→ **Challenge**: Take from the listing each line that has the string "price".

[Chart and figure data]
☆ ☆ ☆ ☆

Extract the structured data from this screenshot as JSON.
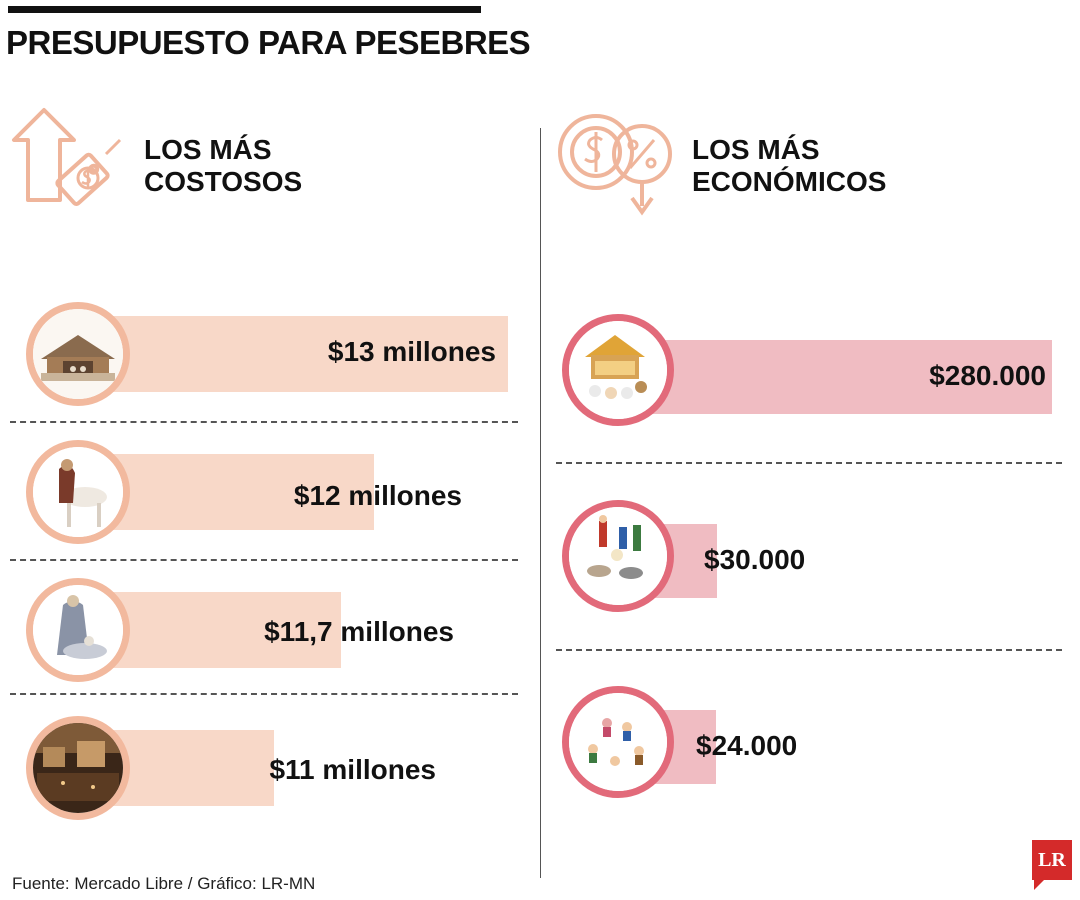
{
  "title": "PRESUPUESTO PARA PESEBRES",
  "left_heading": "LOS MÁS COSTOSOS",
  "right_heading": "LOS MÁS ECONÓMICOS",
  "source": "Fuente: Mercado Libre / Gráfico: LR-MN",
  "logo": "LR",
  "colors": {
    "costly_bar": "#f8d8c8",
    "costly_ring": "#f2b99e",
    "cheap_bar": "#f0bcc2",
    "cheap_ring": "#e26a7a",
    "heading_icon": "#efb59b"
  },
  "icons": {
    "costly": "price-up-icon",
    "cheap": "price-down-icon"
  },
  "chart_data": [
    {
      "type": "bar",
      "title": "LOS MÁS COSTOSOS",
      "unit": "COP",
      "categories": [
        "nativity-scene-1",
        "nativity-scene-2",
        "nativity-scene-3",
        "nativity-scene-4"
      ],
      "values": [
        13000000,
        12000000,
        11700000,
        11000000
      ],
      "labels": [
        "$13 millones",
        "$12 millones",
        "$11,7 millones",
        "$11 millones"
      ]
    },
    {
      "type": "bar",
      "title": "LOS MÁS ECONÓMICOS",
      "unit": "COP",
      "categories": [
        "nativity-scene-5",
        "nativity-scene-6",
        "nativity-scene-7"
      ],
      "values": [
        280000,
        30000,
        24000
      ],
      "labels": [
        "$280.000",
        "$30.000",
        "$24.000"
      ]
    }
  ]
}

☆ ☆ ☆ ☆

→ **Task result**:
    "costly": "price-up-icon",
    "cheap": "price-down-icon"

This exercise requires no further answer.